## EXCERPTED DATA:
** begin **

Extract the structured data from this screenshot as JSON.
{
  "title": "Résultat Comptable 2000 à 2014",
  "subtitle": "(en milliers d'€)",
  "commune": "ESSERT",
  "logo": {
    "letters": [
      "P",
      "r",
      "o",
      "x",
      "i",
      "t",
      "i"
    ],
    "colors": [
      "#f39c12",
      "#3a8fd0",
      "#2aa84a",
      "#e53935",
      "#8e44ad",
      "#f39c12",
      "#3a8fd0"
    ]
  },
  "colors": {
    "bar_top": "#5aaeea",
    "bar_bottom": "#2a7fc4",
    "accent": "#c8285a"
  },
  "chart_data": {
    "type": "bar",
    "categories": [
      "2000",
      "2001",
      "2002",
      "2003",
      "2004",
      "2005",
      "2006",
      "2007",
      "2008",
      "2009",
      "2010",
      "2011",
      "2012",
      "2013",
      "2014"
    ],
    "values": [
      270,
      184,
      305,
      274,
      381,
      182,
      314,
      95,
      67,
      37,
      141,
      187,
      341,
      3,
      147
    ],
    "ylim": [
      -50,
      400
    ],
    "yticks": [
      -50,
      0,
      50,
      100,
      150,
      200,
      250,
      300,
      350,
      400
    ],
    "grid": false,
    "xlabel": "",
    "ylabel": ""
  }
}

** end **

Using the listing above, reproduce each line without omission.

Extract the structured data from this screenshot as JSON.
{
  "title": "Résultat Comptable 2000 à 2014",
  "subtitle": "(en milliers d'€)",
  "commune": "ESSERT",
  "logo": {
    "letters": [
      "P",
      "r",
      "o",
      "x",
      "i",
      "t",
      "i"
    ],
    "colors": [
      "#f39c12",
      "#3a8fd0",
      "#2aa84a",
      "#e53935",
      "#8e44ad",
      "#f39c12",
      "#3a8fd0"
    ]
  },
  "colors": {
    "bar_top": "#5aaeea",
    "bar_bottom": "#2a7fc4",
    "accent": "#c8285a"
  },
  "chart_data": {
    "type": "bar",
    "categories": [
      "2000",
      "2001",
      "2002",
      "2003",
      "2004",
      "2005",
      "2006",
      "2007",
      "2008",
      "2009",
      "2010",
      "2011",
      "2012",
      "2013",
      "2014"
    ],
    "values": [
      270,
      184,
      305,
      274,
      381,
      182,
      314,
      95,
      67,
      37,
      141,
      187,
      341,
      3,
      147
    ],
    "ylim": [
      -50,
      400
    ],
    "yticks": [
      -50,
      0,
      50,
      100,
      150,
      200,
      250,
      300,
      350,
      400
    ],
    "grid": false,
    "xlabel": "",
    "ylabel": ""
  }
}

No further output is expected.